Output exactly, and only, the stretch of lines beginning at the line with "What's the underlying" and ending at the last line of the listing below. Drop the pictures.

+-------+

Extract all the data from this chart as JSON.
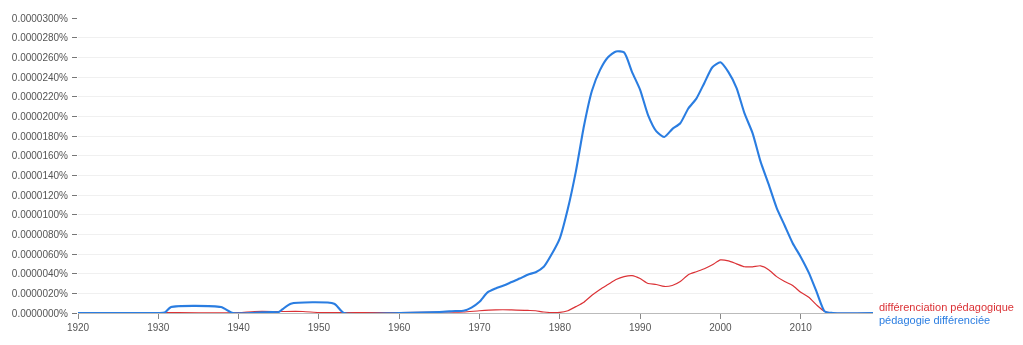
{
  "chart_data": {
    "type": "line",
    "xlim": [
      1920,
      2019
    ],
    "xticks": [
      1920,
      1930,
      1940,
      1950,
      1960,
      1970,
      1980,
      1990,
      2000,
      2010
    ],
    "ylim": [
      0,
      3e-05
    ],
    "yticks": [
      {
        "value": 0,
        "label": "0.0000000%"
      },
      {
        "value": 2e-06,
        "label": "0.0000020%"
      },
      {
        "value": 4e-06,
        "label": "0.0000040%"
      },
      {
        "value": 6e-06,
        "label": "0.0000060%"
      },
      {
        "value": 8e-06,
        "label": "0.0000080%"
      },
      {
        "value": 1e-05,
        "label": "0.0000100%"
      },
      {
        "value": 1.2e-05,
        "label": "0.0000120%"
      },
      {
        "value": 1.4e-05,
        "label": "0.0000140%"
      },
      {
        "value": 1.6e-05,
        "label": "0.0000160%"
      },
      {
        "value": 1.8e-05,
        "label": "0.0000180%"
      },
      {
        "value": 2e-05,
        "label": "0.0000200%"
      },
      {
        "value": 2.2e-05,
        "label": "0.0000220%"
      },
      {
        "value": 2.4e-05,
        "label": "0.0000240%"
      },
      {
        "value": 2.6e-05,
        "label": "0.0000260%"
      },
      {
        "value": 2.8e-05,
        "label": "0.0000280%"
      },
      {
        "value": 3e-05,
        "label": "0.0000300%"
      }
    ],
    "grid": "y",
    "marker": "none",
    "line_style": "solid",
    "series": [
      {
        "name": "différenciation pédagogique",
        "color": "#db3236",
        "x": [
          1920,
          1926,
          1930,
          1935,
          1940,
          1942,
          1945,
          1948,
          1950,
          1955,
          1960,
          1966,
          1968,
          1970,
          1972,
          1974,
          1976,
          1977,
          1978,
          1980,
          1981,
          1982,
          1983,
          1984,
          1985,
          1986,
          1987,
          1988,
          1989,
          1990,
          1991,
          1992,
          1993,
          1994,
          1995,
          1996,
          1997,
          1998,
          1999,
          2000,
          2001,
          2002,
          2003,
          2004,
          2005,
          2006,
          2007,
          2008,
          2009,
          2010,
          2011,
          2012,
          2013,
          2014,
          2019
        ],
        "values": [
          2e-08,
          2e-08,
          5e-08,
          2e-08,
          3e-08,
          1.5e-07,
          1.5e-07,
          1.5e-07,
          5e-08,
          3e-08,
          5e-08,
          1e-07,
          1e-07,
          2.3e-07,
          3.2e-07,
          3.2e-07,
          2.6e-07,
          2.3e-07,
          1e-07,
          6e-08,
          2.3e-07,
          6.5e-07,
          1.1e-06,
          1.8e-06,
          2.4e-06,
          2.9e-06,
          3.4e-06,
          3.7e-06,
          3.8e-06,
          3.5e-06,
          3e-06,
          2.9e-06,
          2.7e-06,
          2.8e-06,
          3.2e-06,
          3.9e-06,
          4.2e-06,
          4.5e-06,
          4.9e-06,
          5.4e-06,
          5.3e-06,
          5e-06,
          4.7e-06,
          4.7e-06,
          4.8e-06,
          4.4e-06,
          3.7e-06,
          3.2e-06,
          2.8e-06,
          2.1e-06,
          1.6e-06,
          8e-07,
          1.5e-07,
          0,
          0
        ]
      },
      {
        "name": "pédagogie différenciée",
        "color": "#2a7de1",
        "x": [
          1920,
          1930,
          1930.8,
          1931.6,
          1937.8,
          1939.3,
          1944,
          1945,
          1945.5,
          1946.5,
          1951.9,
          1953.1,
          1960,
          1965,
          1967,
          1968,
          1969,
          1970,
          1971,
          1972,
          1973,
          1974,
          1975,
          1976,
          1977,
          1978,
          1979,
          1980,
          1981,
          1982,
          1983,
          1984,
          1985,
          1986,
          1987,
          1988,
          1989,
          1990,
          1991,
          1992,
          1993,
          1994,
          1995,
          1996,
          1997,
          1998,
          1999,
          2000,
          2001,
          2002,
          2003,
          2004,
          2005,
          2006,
          2007,
          2008,
          2009,
          2010,
          2011,
          2012,
          2013,
          2014,
          2019
        ],
        "values": [
          0,
          0,
          5e-08,
          6e-07,
          6e-07,
          0,
          1e-07,
          1e-07,
          4e-07,
          9.5e-07,
          9.5e-07,
          0,
          0,
          1e-07,
          2e-07,
          2.3e-07,
          5.5e-07,
          1.14e-06,
          2.1e-06,
          2.5e-06,
          2.8e-06,
          3.15e-06,
          3.5e-06,
          3.9e-06,
          4.15e-06,
          4.7e-06,
          6e-06,
          7.6e-06,
          1.06e-05,
          1.44e-05,
          1.9e-05,
          2.26e-05,
          2.47e-05,
          2.6e-05,
          2.66e-05,
          2.65e-05,
          2.45e-05,
          2.27e-05,
          2.01e-05,
          1.85e-05,
          1.79e-05,
          1.87e-05,
          1.93e-05,
          2.08e-05,
          2.18e-05,
          2.34e-05,
          2.5e-05,
          2.55e-05,
          2.45e-05,
          2.29e-05,
          2.03e-05,
          1.83e-05,
          1.54e-05,
          1.31e-05,
          1.07e-05,
          8.9e-06,
          7.1e-06,
          5.7e-06,
          4.1e-06,
          2.1e-06,
          1.5e-07,
          0,
          0
        ]
      }
    ]
  }
}
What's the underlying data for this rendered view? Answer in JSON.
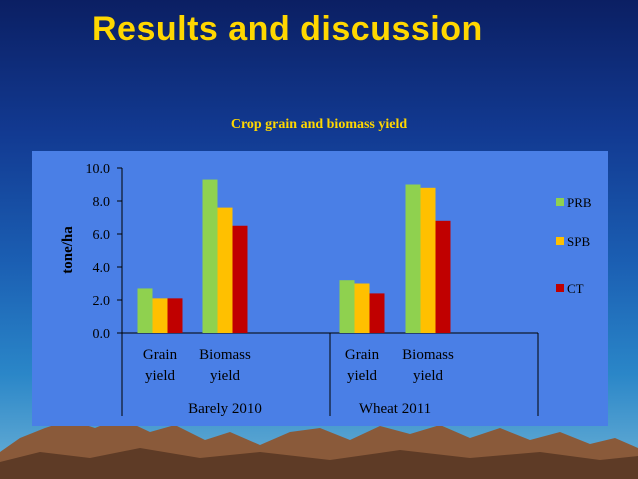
{
  "slide": {
    "title": "Results and discussion"
  },
  "colors": {
    "plot_bg": "#4a7fe6",
    "title": "#ffd700",
    "PRB": "#8fd14f",
    "SPB": "#ffc000",
    "CT": "#c00000"
  },
  "chart_data": {
    "type": "bar",
    "title": "Crop grain and biomass yield",
    "ylabel": "tone/ha",
    "ylim": [
      0,
      10
    ],
    "yticks": [
      "0.0",
      "2.0",
      "4.0",
      "6.0",
      "8.0",
      "10.0"
    ],
    "groups": [
      {
        "name": "Barely 2010",
        "categories": [
          [
            "Grain",
            "yield"
          ],
          [
            "Biomass",
            "yield"
          ]
        ]
      },
      {
        "name": "Wheat 2011",
        "categories": [
          [
            "Grain",
            "yield"
          ],
          [
            "Biomass",
            "yield"
          ]
        ]
      }
    ],
    "series": [
      {
        "name": "PRB",
        "values": [
          2.7,
          9.3,
          3.2,
          9.0
        ]
      },
      {
        "name": "SPB",
        "values": [
          2.1,
          7.6,
          3.0,
          8.8
        ]
      },
      {
        "name": "CT",
        "values": [
          2.1,
          6.5,
          2.4,
          6.8
        ]
      }
    ],
    "legend": "right",
    "grid": false
  }
}
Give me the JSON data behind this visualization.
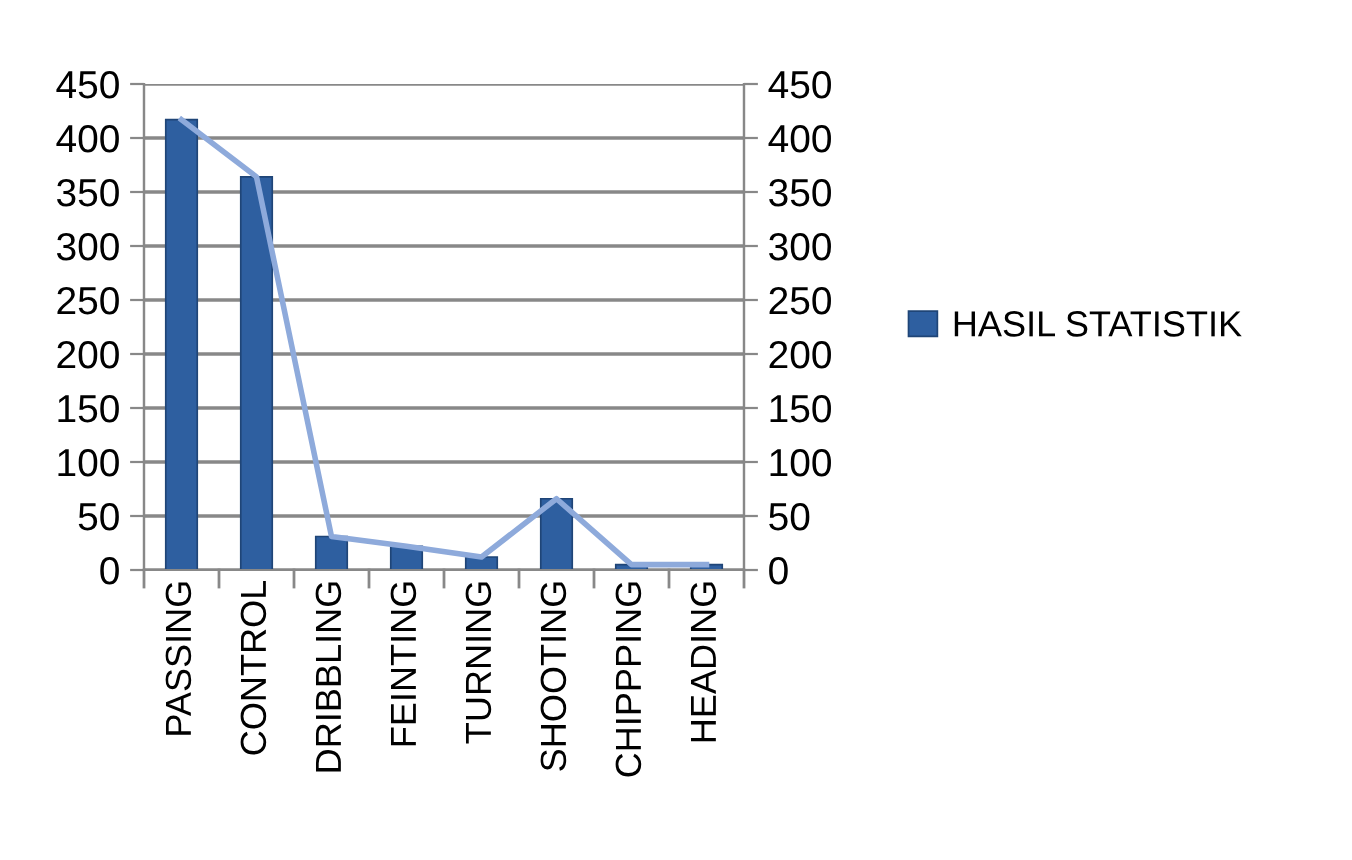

+-------+

The response ::
What's the underlying data for this rendered view? Answer in JSON.
{
  "slide": {
    "title": "Results and discussion"
  },
  "colors": {
    "plot_bg": "#4a7fe6",
    "title": "#ffd700",
    "PRB": "#8fd14f",
    "SPB": "#ffc000",
    "CT": "#c00000"
  },
  "chart_data": {
    "type": "bar",
    "title": "Crop grain and biomass yield",
    "ylabel": "tone/ha",
    "ylim": [
      0,
      10
    ],
    "yticks": [
      "0.0",
      "2.0",
      "4.0",
      "6.0",
      "8.0",
      "10.0"
    ],
    "groups": [
      {
        "name": "Barely 2010",
        "categories": [
          [
            "Grain",
            "yield"
          ],
          [
            "Biomass",
            "yield"
          ]
        ]
      },
      {
        "name": "Wheat 2011",
        "categories": [
          [
            "Grain",
            "yield"
          ],
          [
            "Biomass",
            "yield"
          ]
        ]
      }
    ],
    "series": [
      {
        "name": "PRB",
        "values": [
          2.7,
          9.3,
          3.2,
          9.0
        ]
      },
      {
        "name": "SPB",
        "values": [
          2.1,
          7.6,
          3.0,
          8.8
        ]
      },
      {
        "name": "CT",
        "values": [
          2.1,
          6.5,
          2.4,
          6.8
        ]
      }
    ],
    "legend": "right",
    "grid": false
  }
}
Give me the JSON data behind this visualization.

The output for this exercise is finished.